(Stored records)
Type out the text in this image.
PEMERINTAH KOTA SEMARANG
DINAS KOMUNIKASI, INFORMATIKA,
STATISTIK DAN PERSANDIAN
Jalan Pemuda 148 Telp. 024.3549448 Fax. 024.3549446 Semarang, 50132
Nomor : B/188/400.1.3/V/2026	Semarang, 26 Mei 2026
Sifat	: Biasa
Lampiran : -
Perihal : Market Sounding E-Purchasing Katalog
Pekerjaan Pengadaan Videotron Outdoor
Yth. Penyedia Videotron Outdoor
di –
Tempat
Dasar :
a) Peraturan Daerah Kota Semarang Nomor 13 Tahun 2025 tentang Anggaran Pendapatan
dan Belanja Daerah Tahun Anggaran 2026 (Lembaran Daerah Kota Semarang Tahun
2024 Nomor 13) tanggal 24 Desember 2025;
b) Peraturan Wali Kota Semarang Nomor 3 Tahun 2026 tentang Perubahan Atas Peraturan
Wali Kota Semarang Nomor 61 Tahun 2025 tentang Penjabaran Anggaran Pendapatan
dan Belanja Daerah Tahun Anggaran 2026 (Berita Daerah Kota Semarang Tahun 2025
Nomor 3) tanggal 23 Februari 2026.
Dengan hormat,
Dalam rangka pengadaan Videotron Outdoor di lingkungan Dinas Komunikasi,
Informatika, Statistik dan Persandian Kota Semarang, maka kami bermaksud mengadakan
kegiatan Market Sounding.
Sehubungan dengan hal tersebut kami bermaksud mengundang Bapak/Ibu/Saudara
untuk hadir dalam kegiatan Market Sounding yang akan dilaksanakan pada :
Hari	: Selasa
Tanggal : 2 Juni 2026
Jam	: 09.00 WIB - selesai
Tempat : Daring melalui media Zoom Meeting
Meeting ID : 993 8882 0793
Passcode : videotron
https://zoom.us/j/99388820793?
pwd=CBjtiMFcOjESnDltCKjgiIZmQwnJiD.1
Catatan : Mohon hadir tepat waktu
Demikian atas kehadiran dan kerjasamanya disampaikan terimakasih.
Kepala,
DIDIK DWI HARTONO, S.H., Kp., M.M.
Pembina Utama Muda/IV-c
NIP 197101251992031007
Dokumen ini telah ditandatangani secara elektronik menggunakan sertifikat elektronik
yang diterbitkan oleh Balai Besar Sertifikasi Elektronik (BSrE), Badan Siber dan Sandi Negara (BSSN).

> Aim
Your task is to give the records above again, exactly.

> Solution to this exercise
Type out the text in this image.
PEMERINTAH KOTA SEMARANG
DINAS KOMUNIKASI, INFORMATIKA,
STATISTIK DAN PERSANDIAN
Jalan Pemuda 148 Telp. 024.3549448 Fax. 024.3549446 Semarang, 50132
Nomor : B/188/400.1.3/V/2026	Semarang, 26 Mei 2026
Sifat	: Biasa
Lampiran : -
Perihal : Market Sounding E-Purchasing Katalog
Pekerjaan Pengadaan Videotron Outdoor
Yth. Penyedia Videotron Outdoor
di –
Tempat
Dasar :
a) Peraturan Daerah Kota Semarang Nomor 13 Tahun 2025 tentang Anggaran Pendapatan
dan Belanja Daerah Tahun Anggaran 2026 (Lembaran Daerah Kota Semarang Tahun
2024 Nomor 13) tanggal 24 Desember 2025;
b) Peraturan Wali Kota Semarang Nomor 3 Tahun 2026 tentang Perubahan Atas Peraturan
Wali Kota Semarang Nomor 61 Tahun 2025 tentang Penjabaran Anggaran Pendapatan
dan Belanja Daerah Tahun Anggaran 2026 (Berita Daerah Kota Semarang Tahun 2025
Nomor 3) tanggal 23 Februari 2026.
Dengan hormat,
Dalam rangka pengadaan Videotron Outdoor di lingkungan Dinas Komunikasi,
Informatika, Statistik dan Persandian Kota Semarang, maka kami bermaksud mengadakan
kegiatan Market Sounding.
Sehubungan dengan hal tersebut kami bermaksud mengundang Bapak/Ibu/Saudara
untuk hadir dalam kegiatan Market Sounding yang akan dilaksanakan pada :
Hari	: Selasa
Tanggal : 2 Juni 2026
Jam	: 09.00 WIB - selesai
Tempat : Daring melalui media Zoom Meeting
Meeting ID : 993 8882 0793
Passcode : videotron
https://zoom.us/j/99388820793?
pwd=CBjtiMFcOjESnDltCKjgiIZmQwnJiD.1
Catatan : Mohon hadir tepat waktu
Demikian atas kehadiran dan kerjasamanya disampaikan terimakasih.
Kepala,
DIDIK DWI HARTONO, S.H., Kp., M.M.
Pembina Utama Muda/IV-c
NIP 197101251992031007
Dokumen ini telah ditandatangani secara elektronik menggunakan sertifikat elektronik
yang diterbitkan oleh Balai Besar Sertifikasi Elektronik (BSrE), Badan Siber dan Sandi Negara (BSSN).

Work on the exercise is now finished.